Data items
=======

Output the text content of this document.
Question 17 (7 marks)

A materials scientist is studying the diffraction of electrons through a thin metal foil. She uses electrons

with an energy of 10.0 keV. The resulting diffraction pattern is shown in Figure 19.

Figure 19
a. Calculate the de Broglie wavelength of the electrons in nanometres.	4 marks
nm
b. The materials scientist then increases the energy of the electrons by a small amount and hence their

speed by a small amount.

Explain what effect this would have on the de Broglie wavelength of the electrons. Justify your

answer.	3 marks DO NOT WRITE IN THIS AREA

=======

## Job
Write out every line exactly as it stands.

## Exercise response
Output the text content of this document.
Question 17 (7 marks)

A materials scientist is studying the diffraction of electrons through a thin metal foil. She uses electrons

with an energy of 10.0 keV. The resulting diffraction pattern is shown in Figure 19.

Figure 19
a. Calculate the de Broglie wavelength of the electrons in nanometres.	4 marks
nm
b. The materials scientist then increases the energy of the electrons by a small amount and hence their

speed by a small amount.

Explain what effect this would have on the de Broglie wavelength of the electrons. Justify your

answer.	3 marks DO NOT WRITE IN THIS AREA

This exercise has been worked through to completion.